[Data records]
□ □ □ □

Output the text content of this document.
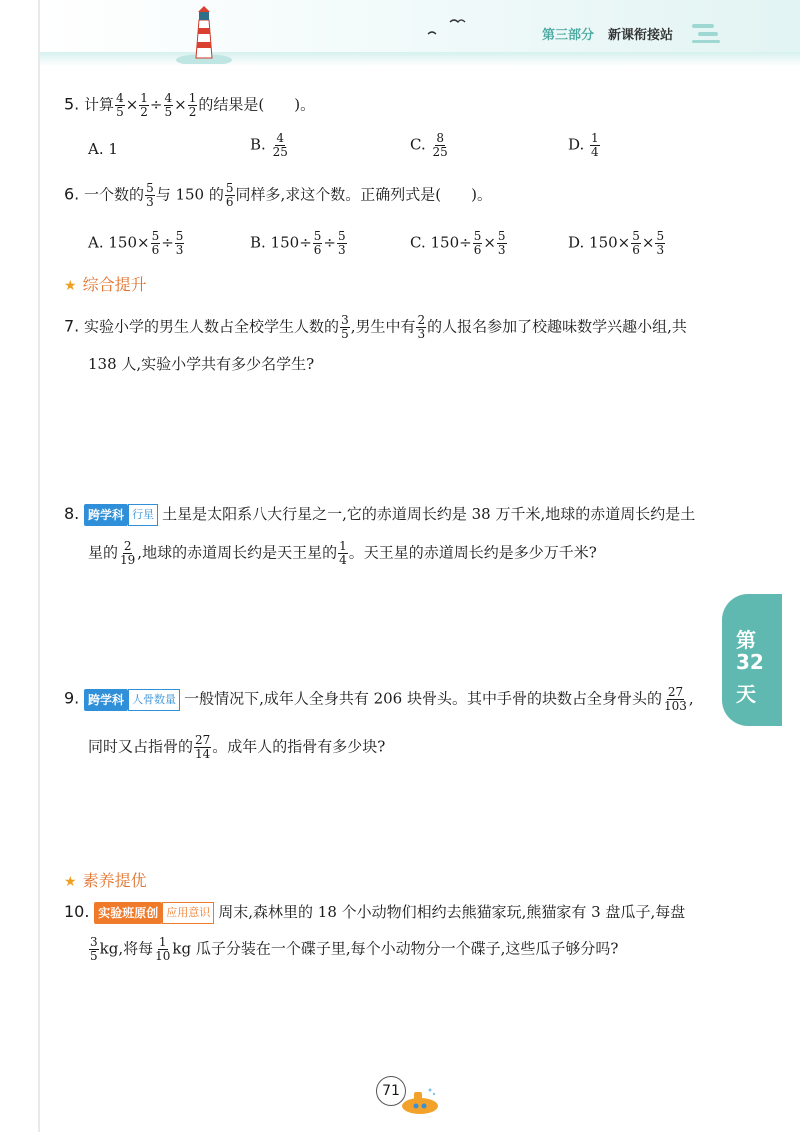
第三部分 新课衔接站
5. 计算 $\frac{4}{5} \times \frac{1}{2} \div \frac{4}{5} \times \frac{1}{2}$ 的结果是(　　)。
A. 1	B. $\frac{4}{25}$	C. $\frac{8}{25}$	D. $\frac{1}{4}$
6. 一个数的 $\frac{5}{3}$ 与 150 的 $\frac{5}{6}$ 同样多,求这个数。正确列式是(　　)。
A. $150\times \frac{5}{6} \div \frac{5}{3}$	B. $150\div \frac{5}{6} \div \frac{5}{3}$	C. $150\div \frac{5}{6} \times \frac{5}{3}$	D. $150\times \frac{5}{6} \times \frac{5}{3}$
★ 综合提升
7. 实验小学的男生人数占全校学生人数的 $\frac{3}{5}$ ,男生中有 $\frac{2}{3}$ 的人报名参加了校趣味数学兴趣小组,共
138 人,实验小学共有多少名学生?
8. 跨学科 行星 土星是太阳系八大行星之一,它的赤道周长约是 38 万千米,地球的赤道周长约是土
星的 $\frac{2}{19}$ ,地球的赤道周长约是天王星的 $\frac{1}{4}$ 。天王星的赤道周长约是多少万千米?
第
32
天
9. 跨学科 人骨数量 一般情况下,成年人全身共有 206 块骨头。其中手骨的块数占全身骨头的 $\frac{27}{103}$ ,
同时又占指骨的 $\frac{27}{14}$ 。成年人的指骨有多少块?
★ 素养提优
10. 实验班原创 应用意识 周末,森林里的 18 个小动物们相约去熊猫家玩,熊猫家有 3 盘瓜子,每盘
$\frac{3}{5}$ kg,将每 $\frac{1}{10}$ kg 瓜子分装在一个碟子里,每个小动物分一个碟子,这些瓜子够分吗?
71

□ □ □ □

Look through the material above and pick out each line holding the word "times".

Solution for this problem ▸
5. 计算 $\frac{4}{5} \times \frac{1}{2} \div \frac{4}{5} \times \frac{1}{2}$ 的结果是(　　)。
A. $150\times \frac{5}{6} \div \frac{5}{3}$	B. $150\div \frac{5}{6} \div \frac{5}{3}$	C. $150\div \frac{5}{6} \times \frac{5}{3}$	D. $150\times \frac{5}{6} \times \frac{5}{3}$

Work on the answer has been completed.